Exercise goal: Go through the listing and return every line with "предоставлена" in it.

--

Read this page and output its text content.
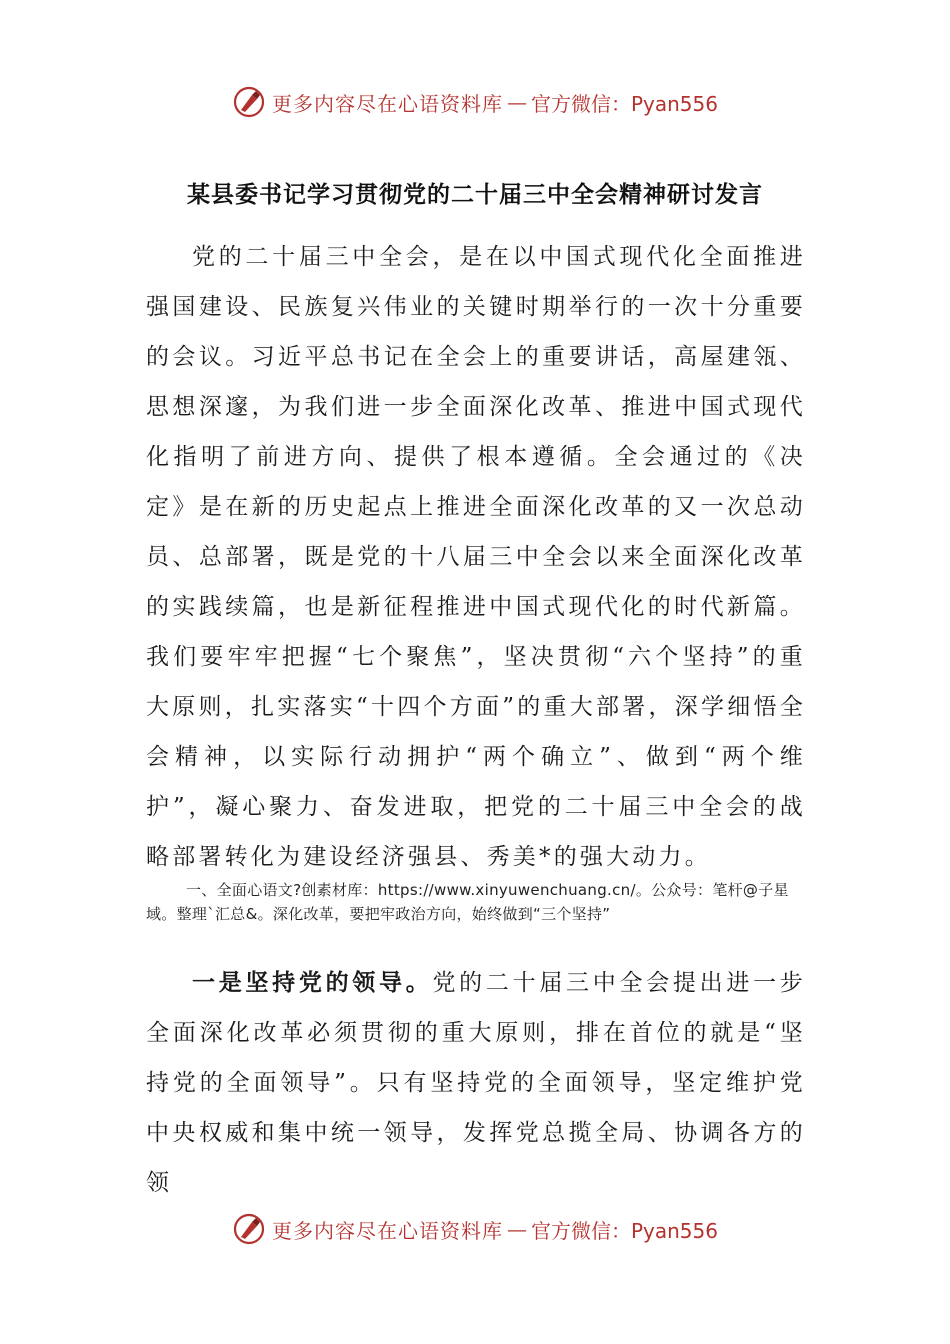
更多内容尽在心语资料库 — 官方微信：Pyan556
某县委书记学习贯彻党的二十届三中全会精神研讨发言

党的二十届三中全会，是在以中国式现代化全面推进强国建设、民族复兴伟业的关键时期举行的一次十分重要的会议。习近平总书记在全会上的重要讲话，高屋建瓴、思想深邃，为我们进一步全面深化改革、推进中国式现代化指明了前进方向、提供了根本遵循。全会通过的《决定》是在新的历史起点上推进全面深化改革的又一次总动员、总部署，既是党的十八届三中全会以来全面深化改革的实践续篇，也是新征程推进中国式现代化的时代新篇。我们要牢牢把握“七个聚焦”，坚决贯彻“六个坚持”的重大原则，扎实落实“十四个方面”的重大部署，深学细悟全会精神，以实际行动拥护“两个确立”、做到“两个维护”，凝心聚力、奋发进取，把党的二十届三中全会的战略部署转化为建设经济强县、秀美*的强大动力。

一、全面心语文?创素材库：https://www.xinyuwenchuang.cn/。公众号：笔杆@子星域。整理`汇总&。深化改革，要把牢政治方向，始终做到“三个坚持”

一是坚持党的领导。党的二十届三中全会提出进一步全面深化改革必须贯彻的重大原则，排在首位的就是“坚持党的全面领导”。只有坚持党的全面领导，坚定维护党中央权威和集中统一领导，发挥党总揽全局、协调各方的领

更多内容尽在心语资料库 — 官方微信：Pyan556
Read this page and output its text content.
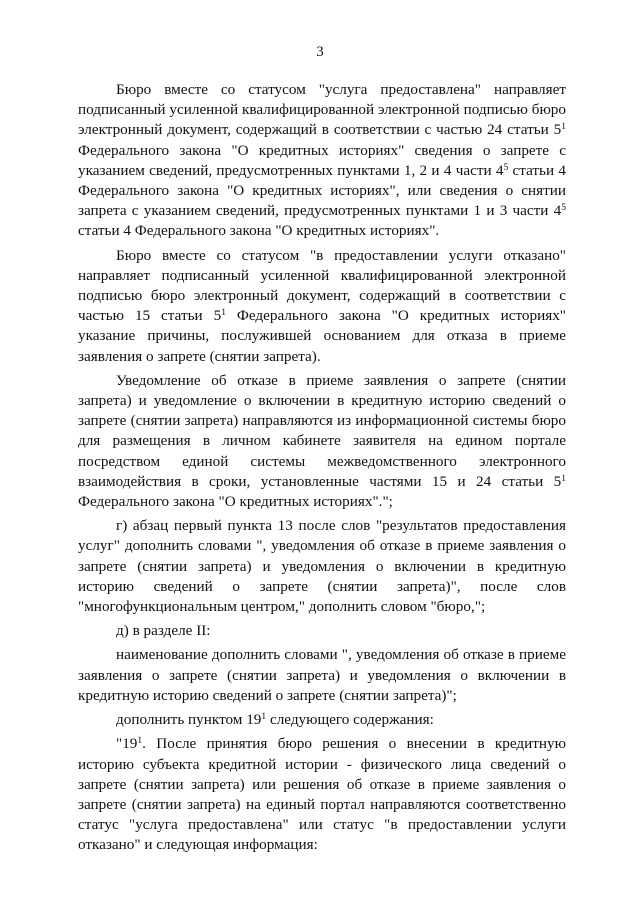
3

Бюро вместе со статусом "услуга предоставлена" направляет подписанный усиленной квалифицированной электронной подписью бюро электронный документ, содержащий в соответствии с частью 24 статьи $5^1$ Федерального закона "О кредитных историях" сведения о запрете с указанием сведений, предусмотренных пунктами 1, 2 и 4 части $4^5$ статьи 4 Федерального закона "О кредитных историях", или сведения о снятии запрета с указанием сведений, предусмотренных пунктами 1 и 3 части $4^5$ статьи 4 Федерального закона "О кредитных историях".

Бюро вместе со статусом "в предоставлении услуги отказано" направляет подписанный усиленной квалифицированной электронной подписью бюро электронный документ, содержащий в соответствии с частью 15 статьи $5^1$ Федерального закона "О кредитных историях" указание причины, послужившей основанием для отказа в приеме заявления о запрете (снятии запрета).

Уведомление об отказе в приеме заявления о запрете (снятии запрета) и уведомление о включении в кредитную историю сведений о запрете (снятии запрета) направляются из информационной системы бюро для размещения в личном кабинете заявителя на едином портале посредством единой системы межведомственного электронного взаимодействия в сроки, установленные частями 15 и 24 статьи $5^1$ Федерального закона "О кредитных историях".";

г) абзац первый пункта 13 после слов "результатов предоставления услуг" дополнить словами ", уведомления об отказе в приеме заявления о запрете (снятии запрета) и уведомления о включении в кредитную историю сведений о запрете (снятии запрета)", после слов "многофункциональным центром," дополнить словом "бюро,";

д) в разделе II:

наименование дополнить словами ", уведомления об отказе в приеме заявления о запрете (снятии запрета) и уведомления о включении в кредитную историю сведений о запрете (снятии запрета)";

дополнить пунктом $19^1$ следующего содержания:

"$19^1$. После принятия бюро решения о внесении в кредитную историю субъекта кредитной истории - физического лица сведений о запрете (снятии запрета) или решения об отказе в приеме заявления о запрете (снятии запрета) на единый портал направляются соответственно статус "услуга предоставлена" или статус "в предоставлении услуги отказано" и следующая информация:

--

Task answer:
Бюро вместе со статусом "услуга предоставлена" направляет подписанный усиленной квалифицированной электронной подписью бюро электронный документ, содержащий в соответствии с частью 24 статьи $5^1$ Федерального закона "О кредитных историях" сведения о запрете с указанием сведений, предусмотренных пунктами 1, 2 и 4 части $4^5$ статьи 4 Федерального закона "О кредитных историях", или сведения о снятии запрета с указанием сведений, предусмотренных пунктами 1 и 3 части $4^5$ статьи 4 Федерального закона "О кредитных историях".
"$19^1$. После принятия бюро решения о внесении в кредитную историю субъекта кредитной истории - физического лица сведений о запрете (снятии запрета) или решения об отказе в приеме заявления о запрете (снятии запрета) на единый портал направляются соответственно статус "услуга предоставлена" или статус "в предоставлении услуги отказано" и следующая информация:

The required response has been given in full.